** TO DO **
• A. In the review of Patriot's Memory for Ultrabook, copy word for word the passage running from "When we finished" to "scheme, 1.35 volts.".
• B. Continue the review of Patriot's Memory for Ultrabook from the point where it ends.

** PAGE EXTRACT **
Last month we jumped on an opportunity presented to us to use our SSD Notebook Power Test system to observe battery life with a new product from Patriot. Patriot released a new product called Memory for Ultrabook. The name is exactly what it is, but we would of preferred something cool like Battery Saver SODIMM or something a little less...err, well whatever the hell Memory for Ultrabook is.
Despite the funky product name, Patriot's 1.35v Memory for Ultrabook RAM delivered and in a big way. In our initial testing, we observed a 17 minute increase to battery life just by replacing our OEM Samsung 4GB SODIMM with a Patriot Memory for Ultrabook 8GB SODIMM. The Patriot model we used ran at the same 1600MHz speed as our original OEM Samsung 1.5v stick so we don't lose performance in any way.
When we finished the article only one question remained in my mind, what happens when you replace two memory sticks with one and what happens to battery performance when you run four sticks?
So, today we are back and with four Patriot Memory for Ultrabook sticks running at 1600MHz. We're going to test with one, two and finally four sticks to see how physical density affects battery performance. Let's take a look at Patriot's Memory for Ultrabook specs, see the product and go over the benchmark configuration before the test results.
Specifications, Pricing and Availability
Patriot has four SKUs in the new Memory for Ultrabook product line. These differ by density, 4GB and 8GB, and speed, 1333MHz and 1600MHz. Today we're looking at the largest and fastest model, 8GB running at 1600MHz. All four of these products use the new low voltage power scheme, 1.35 volts.

** Spatial annotation records **
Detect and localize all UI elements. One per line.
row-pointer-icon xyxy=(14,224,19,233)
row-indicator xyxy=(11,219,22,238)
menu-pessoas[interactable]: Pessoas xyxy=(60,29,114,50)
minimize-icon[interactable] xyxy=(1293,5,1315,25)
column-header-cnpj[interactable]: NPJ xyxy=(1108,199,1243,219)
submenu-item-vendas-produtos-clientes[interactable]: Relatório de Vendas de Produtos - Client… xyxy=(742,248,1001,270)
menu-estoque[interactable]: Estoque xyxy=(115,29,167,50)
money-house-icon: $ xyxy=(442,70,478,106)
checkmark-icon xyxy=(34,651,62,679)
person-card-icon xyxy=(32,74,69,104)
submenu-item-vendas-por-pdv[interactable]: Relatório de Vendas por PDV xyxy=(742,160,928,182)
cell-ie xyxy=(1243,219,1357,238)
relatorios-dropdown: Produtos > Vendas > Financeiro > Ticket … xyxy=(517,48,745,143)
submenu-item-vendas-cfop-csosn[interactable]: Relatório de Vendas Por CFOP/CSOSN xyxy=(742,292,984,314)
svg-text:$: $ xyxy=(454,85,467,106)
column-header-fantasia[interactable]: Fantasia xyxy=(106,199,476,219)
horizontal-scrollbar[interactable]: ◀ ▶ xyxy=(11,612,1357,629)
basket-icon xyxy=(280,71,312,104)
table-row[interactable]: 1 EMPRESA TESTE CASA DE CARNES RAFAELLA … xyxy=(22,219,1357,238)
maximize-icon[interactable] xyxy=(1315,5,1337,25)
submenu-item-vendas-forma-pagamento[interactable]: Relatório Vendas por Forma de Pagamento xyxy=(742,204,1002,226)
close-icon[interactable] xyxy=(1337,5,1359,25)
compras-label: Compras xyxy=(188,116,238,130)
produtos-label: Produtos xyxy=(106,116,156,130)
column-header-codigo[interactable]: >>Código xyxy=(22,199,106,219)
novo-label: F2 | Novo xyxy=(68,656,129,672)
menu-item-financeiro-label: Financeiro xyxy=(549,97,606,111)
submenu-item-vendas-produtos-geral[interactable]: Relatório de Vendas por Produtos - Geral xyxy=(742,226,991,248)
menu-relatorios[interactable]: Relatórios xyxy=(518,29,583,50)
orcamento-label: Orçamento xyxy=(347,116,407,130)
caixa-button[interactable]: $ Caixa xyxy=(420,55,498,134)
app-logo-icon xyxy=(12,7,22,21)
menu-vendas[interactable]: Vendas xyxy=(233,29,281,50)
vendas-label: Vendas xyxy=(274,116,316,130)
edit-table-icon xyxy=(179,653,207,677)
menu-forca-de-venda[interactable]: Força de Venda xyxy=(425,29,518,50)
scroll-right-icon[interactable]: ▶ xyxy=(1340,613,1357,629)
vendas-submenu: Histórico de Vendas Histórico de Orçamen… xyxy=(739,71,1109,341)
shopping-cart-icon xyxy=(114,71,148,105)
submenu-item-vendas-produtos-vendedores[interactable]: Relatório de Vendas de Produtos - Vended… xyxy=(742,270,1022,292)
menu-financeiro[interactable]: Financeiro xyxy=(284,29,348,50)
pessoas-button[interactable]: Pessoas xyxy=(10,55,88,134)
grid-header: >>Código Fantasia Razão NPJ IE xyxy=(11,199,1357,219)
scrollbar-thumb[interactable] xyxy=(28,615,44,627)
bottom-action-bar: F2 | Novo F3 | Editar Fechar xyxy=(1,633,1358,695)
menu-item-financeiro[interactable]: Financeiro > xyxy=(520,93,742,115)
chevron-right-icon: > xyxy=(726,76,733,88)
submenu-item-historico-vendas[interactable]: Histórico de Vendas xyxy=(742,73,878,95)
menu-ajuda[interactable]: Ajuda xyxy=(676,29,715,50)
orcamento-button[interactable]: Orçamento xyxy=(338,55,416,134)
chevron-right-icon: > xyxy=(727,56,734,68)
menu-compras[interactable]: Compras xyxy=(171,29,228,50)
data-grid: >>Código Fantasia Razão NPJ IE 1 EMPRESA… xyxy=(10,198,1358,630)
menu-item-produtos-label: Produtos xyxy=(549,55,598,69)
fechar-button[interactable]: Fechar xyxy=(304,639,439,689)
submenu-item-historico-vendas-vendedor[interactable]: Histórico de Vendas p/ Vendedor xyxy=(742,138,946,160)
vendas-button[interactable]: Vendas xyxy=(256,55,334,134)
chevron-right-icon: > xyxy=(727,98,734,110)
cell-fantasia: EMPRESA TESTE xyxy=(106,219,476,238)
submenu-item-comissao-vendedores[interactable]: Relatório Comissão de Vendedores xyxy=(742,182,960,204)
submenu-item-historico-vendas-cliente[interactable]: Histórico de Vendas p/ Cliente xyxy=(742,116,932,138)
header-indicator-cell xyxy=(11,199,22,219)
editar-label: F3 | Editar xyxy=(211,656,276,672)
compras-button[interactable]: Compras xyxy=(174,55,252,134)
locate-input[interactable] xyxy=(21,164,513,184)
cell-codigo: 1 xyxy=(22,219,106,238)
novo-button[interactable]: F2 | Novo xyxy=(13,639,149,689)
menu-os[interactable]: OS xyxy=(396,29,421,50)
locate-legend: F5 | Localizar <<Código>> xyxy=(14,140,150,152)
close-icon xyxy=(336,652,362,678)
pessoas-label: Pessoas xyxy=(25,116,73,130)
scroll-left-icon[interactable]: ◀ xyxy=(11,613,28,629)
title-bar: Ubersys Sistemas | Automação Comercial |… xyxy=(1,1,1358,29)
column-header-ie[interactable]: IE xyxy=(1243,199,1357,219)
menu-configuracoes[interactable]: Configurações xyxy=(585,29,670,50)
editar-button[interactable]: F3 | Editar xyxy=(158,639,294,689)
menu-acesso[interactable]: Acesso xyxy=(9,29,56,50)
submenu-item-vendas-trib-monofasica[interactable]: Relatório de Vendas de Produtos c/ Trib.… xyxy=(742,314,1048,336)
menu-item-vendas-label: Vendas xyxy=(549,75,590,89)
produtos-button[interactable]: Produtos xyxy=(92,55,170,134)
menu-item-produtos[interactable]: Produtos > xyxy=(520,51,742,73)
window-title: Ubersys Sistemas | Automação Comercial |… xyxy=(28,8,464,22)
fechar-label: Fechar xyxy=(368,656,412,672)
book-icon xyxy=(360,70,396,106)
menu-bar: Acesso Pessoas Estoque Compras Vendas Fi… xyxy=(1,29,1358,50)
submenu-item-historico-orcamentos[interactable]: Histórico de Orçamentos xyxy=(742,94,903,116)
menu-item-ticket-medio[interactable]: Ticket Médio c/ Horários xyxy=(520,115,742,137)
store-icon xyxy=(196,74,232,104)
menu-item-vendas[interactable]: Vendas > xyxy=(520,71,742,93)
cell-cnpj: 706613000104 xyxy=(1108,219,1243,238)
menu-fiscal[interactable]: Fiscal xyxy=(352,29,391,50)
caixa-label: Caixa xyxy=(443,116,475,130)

** OUTPUTS FOR THE TASKS **
• A.
When we finished the article only one question remained in my mind, what happens when you replace two memory sticks with one and what happens to battery performance when you run four sticks?
So, today we are back and with four Patriot Memory for Ultrabook sticks running at 1600MHz. We're going to test with one, two and finally four sticks to see how physical density affects battery performance. Let's take a look at Patriot's Memory for Ultrabook specs, see the product and go over the benchmark configuration before the test results.
Specifications, Pricing and Availability
Patriot has four SKUs in the new Memory for Ultrabook product line. These differ by density, 4GB and 8GB, and speed, 1333MHz and 1600MHz. Today we're looking at the largest and fastest model, 8GB running at 1600MHz. All four of these products use the new low voltage power scheme, 1.35 volts.

• B.
At the time of writing only two companies offer 1600MHz SODIMM products at Newegg, Patriot and Mushkin. Prior to writing this editorial I went back to check for changes in Patriot's pricing. The model we're testing today, 8GB 1600MHz at 1.35v is still listed at $44.99. Patriot doesn't offer bundle packs, just single stick SODIMM blister packs.
Patriot backs Memory for Ultrabook with a limited lifetime warranty, which is nice. There aren't any accessories, but we're talking about RAM, you don't really need any.
Packaging and Patriot Memory for Ultrabook
The memory sticks in a Patriot blister pack with one stick per pack. The specs are listed on the front; Patriot puts a sticker on the package that shows the density and memory speed.
Some general information about the ultra low memory is on the back of the package and the product SKU is on the bottom.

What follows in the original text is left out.